### Activity:
An identical reprint of the entire listing below is expected.

* * * * *

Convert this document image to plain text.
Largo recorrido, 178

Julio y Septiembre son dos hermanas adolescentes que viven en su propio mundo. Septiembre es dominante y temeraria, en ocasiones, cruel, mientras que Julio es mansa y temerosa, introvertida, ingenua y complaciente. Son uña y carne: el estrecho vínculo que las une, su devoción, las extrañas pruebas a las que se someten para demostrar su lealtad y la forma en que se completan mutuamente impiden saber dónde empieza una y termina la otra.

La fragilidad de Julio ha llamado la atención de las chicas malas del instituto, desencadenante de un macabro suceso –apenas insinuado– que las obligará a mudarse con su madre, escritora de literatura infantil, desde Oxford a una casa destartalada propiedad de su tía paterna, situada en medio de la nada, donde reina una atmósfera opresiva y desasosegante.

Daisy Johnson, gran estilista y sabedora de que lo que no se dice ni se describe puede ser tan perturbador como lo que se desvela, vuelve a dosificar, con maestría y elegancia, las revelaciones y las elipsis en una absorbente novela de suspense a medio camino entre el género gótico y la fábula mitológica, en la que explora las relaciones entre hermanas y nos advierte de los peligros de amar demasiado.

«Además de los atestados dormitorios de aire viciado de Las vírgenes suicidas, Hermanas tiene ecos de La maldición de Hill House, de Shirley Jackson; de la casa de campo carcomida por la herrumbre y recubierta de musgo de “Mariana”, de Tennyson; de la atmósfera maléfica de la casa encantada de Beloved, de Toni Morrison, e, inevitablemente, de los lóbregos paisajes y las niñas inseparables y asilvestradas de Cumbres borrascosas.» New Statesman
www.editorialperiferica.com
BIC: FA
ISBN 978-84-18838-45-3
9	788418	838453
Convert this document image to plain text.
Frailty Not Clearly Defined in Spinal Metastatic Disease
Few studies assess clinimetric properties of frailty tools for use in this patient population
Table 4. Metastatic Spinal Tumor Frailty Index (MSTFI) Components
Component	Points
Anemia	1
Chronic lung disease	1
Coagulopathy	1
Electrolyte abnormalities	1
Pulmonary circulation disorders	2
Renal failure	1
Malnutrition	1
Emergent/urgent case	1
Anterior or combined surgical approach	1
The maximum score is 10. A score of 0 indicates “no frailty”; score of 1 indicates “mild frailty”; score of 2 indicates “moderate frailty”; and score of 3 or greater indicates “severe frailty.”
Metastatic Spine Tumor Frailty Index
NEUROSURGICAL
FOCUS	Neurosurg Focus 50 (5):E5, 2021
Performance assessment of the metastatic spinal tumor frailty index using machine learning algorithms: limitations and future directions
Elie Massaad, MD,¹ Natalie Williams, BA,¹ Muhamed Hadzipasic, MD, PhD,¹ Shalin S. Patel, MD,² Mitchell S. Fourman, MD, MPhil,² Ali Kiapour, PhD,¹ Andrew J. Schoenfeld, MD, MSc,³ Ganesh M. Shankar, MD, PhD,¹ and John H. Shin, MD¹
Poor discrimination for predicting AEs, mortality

* * * * *

### Final answer:
Convert this document image to plain text.
Largo recorrido, 178

Julio y Septiembre son dos hermanas adolescentes que viven en su propio mundo. Septiembre es dominante y temeraria, en ocasiones, cruel, mientras que Julio es mansa y temerosa, introvertida, ingenua y complaciente. Son uña y carne: el estrecho vínculo que las une, su devoción, las extrañas pruebas a las que se someten para demostrar su lealtad y la forma en que se completan mutuamente impiden saber dónde empieza una y termina la otra.

La fragilidad de Julio ha llamado la atención de las chicas malas del instituto, desencadenante de un macabro suceso –apenas insinuado– que las obligará a mudarse con su madre, escritora de literatura infantil, desde Oxford a una casa destartalada propiedad de su tía paterna, situada en medio de la nada, donde reina una atmósfera opresiva y desasosegante.

Daisy Johnson, gran estilista y sabedora de que lo que no se dice ni se describe puede ser tan perturbador como lo que se desvela, vuelve a dosificar, con maestría y elegancia, las revelaciones y las elipsis en una absorbente novela de suspense a medio camino entre el género gótico y la fábula mitológica, en la que explora las relaciones entre hermanas y nos advierte de los peligros de amar demasiado.

«Además de los atestados dormitorios de aire viciado de Las vírgenes suicidas, Hermanas tiene ecos de La maldición de Hill House, de Shirley Jackson; de la casa de campo carcomida por la herrumbre y recubierta de musgo de “Mariana”, de Tennyson; de la atmósfera maléfica de la casa encantada de Beloved, de Toni Morrison, e, inevitablemente, de los lóbregos paisajes y las niñas inseparables y asilvestradas de Cumbres borrascosas.» New Statesman
www.editorialperiferica.com
BIC: FA
ISBN 978-84-18838-45-3
9	788418	838453
Convert this document image to plain text.
Frailty Not Clearly Defined in Spinal Metastatic Disease
Few studies assess clinimetric properties of frailty tools for use in this patient population
Table 4. Metastatic Spinal Tumor Frailty Index (MSTFI) Components
Component	Points
Anemia	1
Chronic lung disease	1
Coagulopathy	1
Electrolyte abnormalities	1
Pulmonary circulation disorders	2
Renal failure	1
Malnutrition	1
Emergent/urgent case	1
Anterior or combined surgical approach	1
The maximum score is 10. A score of 0 indicates “no frailty”; score of 1 indicates “mild frailty”; score of 2 indicates “moderate frailty”; and score of 3 or greater indicates “severe frailty.”
Metastatic Spine Tumor Frailty Index
NEUROSURGICAL
FOCUS	Neurosurg Focus 50 (5):E5, 2021
Performance assessment of the metastatic spinal tumor frailty index using machine learning algorithms: limitations and future directions
Elie Massaad, MD,¹ Natalie Williams, BA,¹ Muhamed Hadzipasic, MD, PhD,¹ Shalin S. Patel, MD,² Mitchell S. Fourman, MD, MPhil,² Ali Kiapour, PhD,¹ Andrew J. Schoenfeld, MD, MSc,³ Ganesh M. Shankar, MD, PhD,¹ and John H. Shin, MD¹
Poor discrimination for predicting AEs, mortality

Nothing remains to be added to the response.